--- Begin Given information ---
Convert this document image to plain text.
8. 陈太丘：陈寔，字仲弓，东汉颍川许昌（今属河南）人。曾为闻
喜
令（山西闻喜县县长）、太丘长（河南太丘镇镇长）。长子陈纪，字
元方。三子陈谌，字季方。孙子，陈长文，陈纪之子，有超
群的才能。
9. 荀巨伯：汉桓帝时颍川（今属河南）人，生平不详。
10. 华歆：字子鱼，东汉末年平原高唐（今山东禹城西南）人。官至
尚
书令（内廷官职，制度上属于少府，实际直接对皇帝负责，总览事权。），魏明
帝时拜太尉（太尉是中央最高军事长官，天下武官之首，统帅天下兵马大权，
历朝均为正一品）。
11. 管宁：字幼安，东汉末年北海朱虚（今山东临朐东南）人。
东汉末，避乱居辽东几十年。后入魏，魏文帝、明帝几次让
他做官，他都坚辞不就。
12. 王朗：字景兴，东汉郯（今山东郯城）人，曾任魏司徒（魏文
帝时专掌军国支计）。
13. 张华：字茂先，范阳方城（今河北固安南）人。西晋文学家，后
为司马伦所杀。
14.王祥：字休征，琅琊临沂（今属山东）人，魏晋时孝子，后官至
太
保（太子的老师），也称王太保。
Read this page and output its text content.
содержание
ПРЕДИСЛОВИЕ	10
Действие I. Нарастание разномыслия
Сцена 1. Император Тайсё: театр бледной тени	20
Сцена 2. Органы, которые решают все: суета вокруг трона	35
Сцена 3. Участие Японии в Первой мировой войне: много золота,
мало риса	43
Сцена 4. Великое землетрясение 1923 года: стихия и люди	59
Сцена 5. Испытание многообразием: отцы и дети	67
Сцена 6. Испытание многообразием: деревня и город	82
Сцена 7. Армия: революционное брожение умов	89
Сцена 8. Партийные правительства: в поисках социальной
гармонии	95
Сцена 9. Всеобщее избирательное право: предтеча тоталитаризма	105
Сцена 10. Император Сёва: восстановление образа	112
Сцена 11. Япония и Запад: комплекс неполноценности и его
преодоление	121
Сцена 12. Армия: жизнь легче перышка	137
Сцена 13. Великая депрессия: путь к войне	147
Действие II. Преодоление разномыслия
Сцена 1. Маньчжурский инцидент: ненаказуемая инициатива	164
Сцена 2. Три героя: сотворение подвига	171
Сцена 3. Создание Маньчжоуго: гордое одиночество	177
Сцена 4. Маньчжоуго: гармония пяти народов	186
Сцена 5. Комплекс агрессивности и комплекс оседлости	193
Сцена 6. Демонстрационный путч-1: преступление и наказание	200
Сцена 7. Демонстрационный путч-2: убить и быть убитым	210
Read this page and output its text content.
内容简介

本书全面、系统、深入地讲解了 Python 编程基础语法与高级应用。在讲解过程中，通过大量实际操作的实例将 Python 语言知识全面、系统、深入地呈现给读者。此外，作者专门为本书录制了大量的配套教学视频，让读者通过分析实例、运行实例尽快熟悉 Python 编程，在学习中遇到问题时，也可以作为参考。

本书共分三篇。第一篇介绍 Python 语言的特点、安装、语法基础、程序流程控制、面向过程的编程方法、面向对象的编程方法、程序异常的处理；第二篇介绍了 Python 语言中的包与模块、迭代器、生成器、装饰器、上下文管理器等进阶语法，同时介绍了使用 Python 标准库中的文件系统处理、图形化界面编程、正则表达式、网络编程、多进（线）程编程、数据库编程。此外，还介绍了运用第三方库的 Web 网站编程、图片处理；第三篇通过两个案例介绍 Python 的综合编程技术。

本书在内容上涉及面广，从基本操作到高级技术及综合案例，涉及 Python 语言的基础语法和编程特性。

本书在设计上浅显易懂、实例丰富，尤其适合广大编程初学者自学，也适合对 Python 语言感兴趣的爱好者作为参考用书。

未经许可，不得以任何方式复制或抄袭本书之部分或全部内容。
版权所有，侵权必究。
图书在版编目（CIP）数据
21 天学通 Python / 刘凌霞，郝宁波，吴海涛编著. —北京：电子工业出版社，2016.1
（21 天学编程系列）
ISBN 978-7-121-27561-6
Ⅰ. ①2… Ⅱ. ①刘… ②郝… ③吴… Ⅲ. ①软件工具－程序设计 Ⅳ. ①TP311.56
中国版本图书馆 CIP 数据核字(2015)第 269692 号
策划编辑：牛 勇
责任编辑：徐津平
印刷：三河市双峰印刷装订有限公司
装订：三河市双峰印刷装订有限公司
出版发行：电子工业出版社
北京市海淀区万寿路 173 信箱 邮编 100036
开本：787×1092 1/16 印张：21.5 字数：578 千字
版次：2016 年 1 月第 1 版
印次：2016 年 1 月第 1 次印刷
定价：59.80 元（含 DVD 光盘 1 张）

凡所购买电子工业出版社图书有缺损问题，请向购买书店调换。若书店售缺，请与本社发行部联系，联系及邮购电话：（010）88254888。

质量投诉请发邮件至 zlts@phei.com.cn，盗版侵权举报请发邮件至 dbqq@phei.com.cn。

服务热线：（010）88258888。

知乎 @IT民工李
--- End Given information ---
> [Set task]: In full and verbatim, repeat the records given above.

> [Answer to this task]:
Convert this document image to plain text.
8. 陈太丘：陈寔，字仲弓，东汉颍川许昌（今属河南）人。曾为闻
喜
令（山西闻喜县县长）、太丘长（河南太丘镇镇长）。长子陈纪，字
元方。三子陈谌，字季方。孙子，陈长文，陈纪之子，有超
群的才能。
9. 荀巨伯：汉桓帝时颍川（今属河南）人，生平不详。
10. 华歆：字子鱼，东汉末年平原高唐（今山东禹城西南）人。官至
尚
书令（内廷官职，制度上属于少府，实际直接对皇帝负责，总览事权。），魏明
帝时拜太尉（太尉是中央最高军事长官，天下武官之首，统帅天下兵马大权，
历朝均为正一品）。
11. 管宁：字幼安，东汉末年北海朱虚（今山东临朐东南）人。
东汉末，避乱居辽东几十年。后入魏，魏文帝、明帝几次让
他做官，他都坚辞不就。
12. 王朗：字景兴，东汉郯（今山东郯城）人，曾任魏司徒（魏文
帝时专掌军国支计）。
13. 张华：字茂先，范阳方城（今河北固安南）人。西晋文学家，后
为司马伦所杀。
14.王祥：字休征，琅琊临沂（今属山东）人，魏晋时孝子，后官至
太
保（太子的老师），也称王太保。
Read this page and output its text content.
содержание
ПРЕДИСЛОВИЕ	10
Действие I. Нарастание разномыслия
Сцена 1. Император Тайсё: театр бледной тени	20
Сцена 2. Органы, которые решают все: суета вокруг трона	35
Сцена 3. Участие Японии в Первой мировой войне: много золота,
мало риса	43
Сцена 4. Великое землетрясение 1923 года: стихия и люди	59
Сцена 5. Испытание многообразием: отцы и дети	67
Сцена 6. Испытание многообразием: деревня и город	82
Сцена 7. Армия: революционное брожение умов	89
Сцена 8. Партийные правительства: в поисках социальной
гармонии	95
Сцена 9. Всеобщее избирательное право: предтеча тоталитаризма	105
Сцена 10. Император Сёва: восстановление образа	112
Сцена 11. Япония и Запад: комплекс неполноценности и его
преодоление	121
Сцена 12. Армия: жизнь легче перышка	137
Сцена 13. Великая депрессия: путь к войне	147
Действие II. Преодоление разномыслия
Сцена 1. Маньчжурский инцидент: ненаказуемая инициатива	164
Сцена 2. Три героя: сотворение подвига	171
Сцена 3. Создание Маньчжоуго: гордое одиночество	177
Сцена 4. Маньчжоуго: гармония пяти народов	186
Сцена 5. Комплекс агрессивности и комплекс оседлости	193
Сцена 6. Демонстрационный путч-1: преступление и наказание	200
Сцена 7. Демонстрационный путч-2: убить и быть убитым	210
Read this page and output its text content.
内容简介

本书全面、系统、深入地讲解了 Python 编程基础语法与高级应用。在讲解过程中，通过大量实际操作的实例将 Python 语言知识全面、系统、深入地呈现给读者。此外，作者专门为本书录制了大量的配套教学视频，让读者通过分析实例、运行实例尽快熟悉 Python 编程，在学习中遇到问题时，也可以作为参考。

本书共分三篇。第一篇介绍 Python 语言的特点、安装、语法基础、程序流程控制、面向过程的编程方法、面向对象的编程方法、程序异常的处理；第二篇介绍了 Python 语言中的包与模块、迭代器、生成器、装饰器、上下文管理器等进阶语法，同时介绍了使用 Python 标准库中的文件系统处理、图形化界面编程、正则表达式、网络编程、多进（线）程编程、数据库编程。此外，还介绍了运用第三方库的 Web 网站编程、图片处理；第三篇通过两个案例介绍 Python 的综合编程技术。

本书在内容上涉及面广，从基本操作到高级技术及综合案例，涉及 Python 语言的基础语法和编程特性。

本书在设计上浅显易懂、实例丰富，尤其适合广大编程初学者自学，也适合对 Python 语言感兴趣的爱好者作为参考用书。

未经许可，不得以任何方式复制或抄袭本书之部分或全部内容。
版权所有，侵权必究。
图书在版编目（CIP）数据
21 天学通 Python / 刘凌霞，郝宁波，吴海涛编著. —北京：电子工业出版社，2016.1
（21 天学编程系列）
ISBN 978-7-121-27561-6
Ⅰ. ①2… Ⅱ. ①刘… ②郝… ③吴… Ⅲ. ①软件工具－程序设计 Ⅳ. ①TP311.56
中国版本图书馆 CIP 数据核字(2015)第 269692 号
策划编辑：牛 勇
责任编辑：徐津平
印刷：三河市双峰印刷装订有限公司
装订：三河市双峰印刷装订有限公司
出版发行：电子工业出版社
北京市海淀区万寿路 173 信箱 邮编 100036
开本：787×1092 1/16 印张：21.5 字数：578 千字
版次：2016 年 1 月第 1 版
印次：2016 年 1 月第 1 次印刷
定价：59.80 元（含 DVD 光盘 1 张）

凡所购买电子工业出版社图书有缺损问题，请向购买书店调换。若书店售缺，请与本社发行部联系，联系及邮购电话：（010）88254888。

质量投诉请发邮件至 zlts@phei.com.cn，盗版侵权举报请发邮件至 dbqq@phei.com.cn。

服务热线：（010）88258888。

知乎 @IT民工李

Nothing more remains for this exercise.